WHAT TO PRODUCE
Pick out each line in the data below that contains the word "Last", and copy those lines in full.

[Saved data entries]
════════════════════

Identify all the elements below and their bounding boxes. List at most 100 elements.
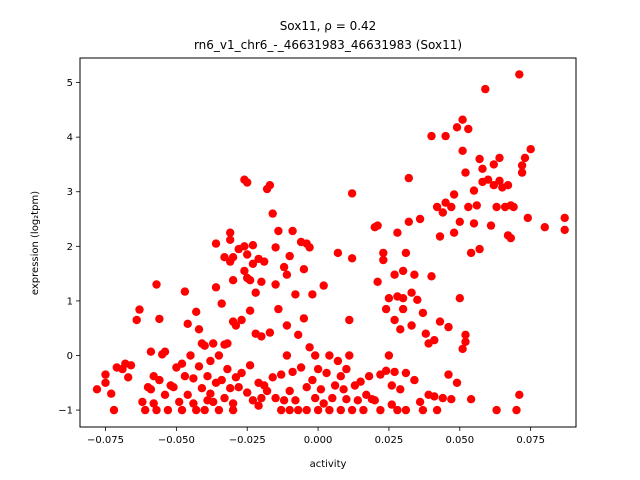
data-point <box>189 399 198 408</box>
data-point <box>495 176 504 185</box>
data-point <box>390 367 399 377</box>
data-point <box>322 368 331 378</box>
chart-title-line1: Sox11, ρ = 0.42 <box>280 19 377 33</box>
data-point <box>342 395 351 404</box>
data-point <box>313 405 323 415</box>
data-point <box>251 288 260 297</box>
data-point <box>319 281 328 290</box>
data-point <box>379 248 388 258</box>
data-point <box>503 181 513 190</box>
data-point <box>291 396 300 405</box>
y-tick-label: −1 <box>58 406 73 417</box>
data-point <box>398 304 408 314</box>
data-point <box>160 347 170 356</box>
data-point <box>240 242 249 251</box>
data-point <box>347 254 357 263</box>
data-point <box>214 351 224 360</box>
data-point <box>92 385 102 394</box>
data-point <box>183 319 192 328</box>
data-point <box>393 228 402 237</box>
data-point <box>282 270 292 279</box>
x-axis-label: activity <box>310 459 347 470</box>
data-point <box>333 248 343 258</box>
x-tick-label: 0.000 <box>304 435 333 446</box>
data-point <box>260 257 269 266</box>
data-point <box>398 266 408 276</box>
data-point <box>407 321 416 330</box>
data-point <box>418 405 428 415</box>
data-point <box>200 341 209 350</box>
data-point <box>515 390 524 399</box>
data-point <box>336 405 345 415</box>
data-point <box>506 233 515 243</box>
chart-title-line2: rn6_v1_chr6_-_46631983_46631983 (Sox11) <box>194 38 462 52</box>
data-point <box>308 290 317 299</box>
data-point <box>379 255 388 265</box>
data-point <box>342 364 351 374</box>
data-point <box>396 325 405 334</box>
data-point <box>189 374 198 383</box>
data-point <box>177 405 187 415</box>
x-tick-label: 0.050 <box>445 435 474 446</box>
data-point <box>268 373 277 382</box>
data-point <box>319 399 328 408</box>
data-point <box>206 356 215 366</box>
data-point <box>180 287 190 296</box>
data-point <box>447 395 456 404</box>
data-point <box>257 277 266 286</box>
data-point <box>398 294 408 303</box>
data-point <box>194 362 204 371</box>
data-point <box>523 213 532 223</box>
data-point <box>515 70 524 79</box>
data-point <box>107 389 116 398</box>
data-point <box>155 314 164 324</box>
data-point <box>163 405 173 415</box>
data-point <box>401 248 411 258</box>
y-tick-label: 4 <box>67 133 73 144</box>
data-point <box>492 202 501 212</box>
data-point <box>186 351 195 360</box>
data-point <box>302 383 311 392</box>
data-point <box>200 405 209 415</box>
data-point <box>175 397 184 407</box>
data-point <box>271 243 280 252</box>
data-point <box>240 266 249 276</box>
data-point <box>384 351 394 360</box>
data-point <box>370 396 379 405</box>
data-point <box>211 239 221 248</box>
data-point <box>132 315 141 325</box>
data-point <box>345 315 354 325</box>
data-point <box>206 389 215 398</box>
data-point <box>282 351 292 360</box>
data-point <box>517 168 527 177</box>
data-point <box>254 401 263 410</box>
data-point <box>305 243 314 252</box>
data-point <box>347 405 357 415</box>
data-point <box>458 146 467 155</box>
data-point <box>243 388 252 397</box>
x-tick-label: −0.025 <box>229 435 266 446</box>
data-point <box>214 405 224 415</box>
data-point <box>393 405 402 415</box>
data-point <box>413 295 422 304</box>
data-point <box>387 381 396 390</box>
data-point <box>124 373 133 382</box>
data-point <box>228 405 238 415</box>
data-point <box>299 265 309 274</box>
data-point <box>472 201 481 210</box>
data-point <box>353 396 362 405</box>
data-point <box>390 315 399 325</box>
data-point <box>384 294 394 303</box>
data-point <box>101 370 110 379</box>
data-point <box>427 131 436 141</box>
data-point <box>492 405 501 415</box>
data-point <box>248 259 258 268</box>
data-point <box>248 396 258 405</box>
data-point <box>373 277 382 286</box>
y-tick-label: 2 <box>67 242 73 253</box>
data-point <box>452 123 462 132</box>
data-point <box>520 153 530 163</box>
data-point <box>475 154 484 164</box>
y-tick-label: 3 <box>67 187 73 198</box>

════════════════════

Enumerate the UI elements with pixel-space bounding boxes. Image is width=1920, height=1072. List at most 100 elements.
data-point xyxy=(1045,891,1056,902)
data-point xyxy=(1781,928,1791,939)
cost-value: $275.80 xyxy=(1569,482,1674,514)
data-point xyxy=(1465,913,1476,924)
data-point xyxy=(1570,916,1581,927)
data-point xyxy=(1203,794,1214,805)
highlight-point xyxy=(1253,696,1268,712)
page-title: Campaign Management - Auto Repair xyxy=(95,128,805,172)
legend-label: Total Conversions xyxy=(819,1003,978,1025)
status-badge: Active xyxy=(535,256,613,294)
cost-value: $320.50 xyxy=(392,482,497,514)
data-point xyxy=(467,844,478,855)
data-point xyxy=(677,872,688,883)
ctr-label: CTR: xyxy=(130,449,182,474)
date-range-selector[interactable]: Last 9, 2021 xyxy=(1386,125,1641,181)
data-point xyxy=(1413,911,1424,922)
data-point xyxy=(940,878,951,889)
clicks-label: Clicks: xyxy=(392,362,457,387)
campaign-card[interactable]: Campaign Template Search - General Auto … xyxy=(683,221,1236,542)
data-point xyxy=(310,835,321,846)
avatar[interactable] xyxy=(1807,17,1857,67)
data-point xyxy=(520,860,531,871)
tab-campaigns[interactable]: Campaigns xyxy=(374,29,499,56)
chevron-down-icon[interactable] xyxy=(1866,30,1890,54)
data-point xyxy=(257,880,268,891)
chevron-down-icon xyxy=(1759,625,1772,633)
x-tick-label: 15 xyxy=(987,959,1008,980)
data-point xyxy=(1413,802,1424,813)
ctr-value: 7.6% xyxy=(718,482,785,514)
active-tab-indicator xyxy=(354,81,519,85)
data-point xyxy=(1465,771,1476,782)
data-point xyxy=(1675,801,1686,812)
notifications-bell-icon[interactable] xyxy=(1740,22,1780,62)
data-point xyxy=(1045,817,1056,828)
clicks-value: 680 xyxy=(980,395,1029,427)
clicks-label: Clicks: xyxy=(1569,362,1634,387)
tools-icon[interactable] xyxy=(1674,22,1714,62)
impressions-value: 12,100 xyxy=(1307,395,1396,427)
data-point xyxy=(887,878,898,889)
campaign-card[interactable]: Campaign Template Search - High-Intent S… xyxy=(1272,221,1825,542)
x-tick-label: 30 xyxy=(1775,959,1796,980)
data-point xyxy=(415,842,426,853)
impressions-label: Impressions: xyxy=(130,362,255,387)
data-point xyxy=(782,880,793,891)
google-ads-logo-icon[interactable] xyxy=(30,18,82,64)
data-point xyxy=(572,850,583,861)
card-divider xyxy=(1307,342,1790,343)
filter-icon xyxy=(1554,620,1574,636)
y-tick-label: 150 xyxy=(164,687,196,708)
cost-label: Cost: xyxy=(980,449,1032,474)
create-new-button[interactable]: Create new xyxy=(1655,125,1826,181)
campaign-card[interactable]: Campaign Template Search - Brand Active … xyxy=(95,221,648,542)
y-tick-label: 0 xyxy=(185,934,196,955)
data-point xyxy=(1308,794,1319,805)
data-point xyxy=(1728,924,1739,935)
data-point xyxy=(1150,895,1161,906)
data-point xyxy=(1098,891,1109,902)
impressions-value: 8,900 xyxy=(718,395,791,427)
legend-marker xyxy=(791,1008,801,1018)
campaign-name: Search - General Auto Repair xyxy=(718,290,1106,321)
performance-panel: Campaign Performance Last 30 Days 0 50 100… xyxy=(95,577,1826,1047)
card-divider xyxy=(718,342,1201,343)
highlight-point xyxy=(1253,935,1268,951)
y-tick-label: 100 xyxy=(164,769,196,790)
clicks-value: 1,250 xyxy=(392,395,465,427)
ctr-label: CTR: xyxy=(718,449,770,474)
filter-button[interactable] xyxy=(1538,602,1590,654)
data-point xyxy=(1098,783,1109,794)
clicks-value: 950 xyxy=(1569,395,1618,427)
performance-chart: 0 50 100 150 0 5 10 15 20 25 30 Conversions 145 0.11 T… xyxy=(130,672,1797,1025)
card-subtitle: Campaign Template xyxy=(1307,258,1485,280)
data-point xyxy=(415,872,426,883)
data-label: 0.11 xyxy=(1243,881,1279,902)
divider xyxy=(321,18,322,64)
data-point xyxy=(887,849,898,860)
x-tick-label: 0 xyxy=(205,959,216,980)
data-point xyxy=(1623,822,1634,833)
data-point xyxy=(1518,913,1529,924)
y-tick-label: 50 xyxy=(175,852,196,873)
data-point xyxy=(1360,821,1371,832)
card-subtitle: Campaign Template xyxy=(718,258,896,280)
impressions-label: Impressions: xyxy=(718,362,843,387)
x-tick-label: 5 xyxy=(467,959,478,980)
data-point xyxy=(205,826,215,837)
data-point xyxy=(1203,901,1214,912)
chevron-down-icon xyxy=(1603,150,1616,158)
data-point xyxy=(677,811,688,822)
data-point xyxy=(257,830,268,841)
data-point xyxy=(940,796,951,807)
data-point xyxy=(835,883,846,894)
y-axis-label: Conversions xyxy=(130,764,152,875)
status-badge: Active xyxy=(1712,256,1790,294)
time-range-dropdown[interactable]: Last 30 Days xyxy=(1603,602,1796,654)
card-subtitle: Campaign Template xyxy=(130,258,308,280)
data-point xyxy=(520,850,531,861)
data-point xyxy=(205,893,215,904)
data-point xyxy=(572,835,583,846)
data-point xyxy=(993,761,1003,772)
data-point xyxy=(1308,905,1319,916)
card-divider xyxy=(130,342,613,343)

════════════════════

EXERCISE ANSWER
date-range-selector[interactable]: Last 9, 2021 xyxy=(1386,125,1641,181)
performance-panel: Campaign Performance Last 30 Days 0 50 100… xyxy=(95,577,1826,1047)
time-range-dropdown[interactable]: Last 30 Days xyxy=(1603,602,1796,654)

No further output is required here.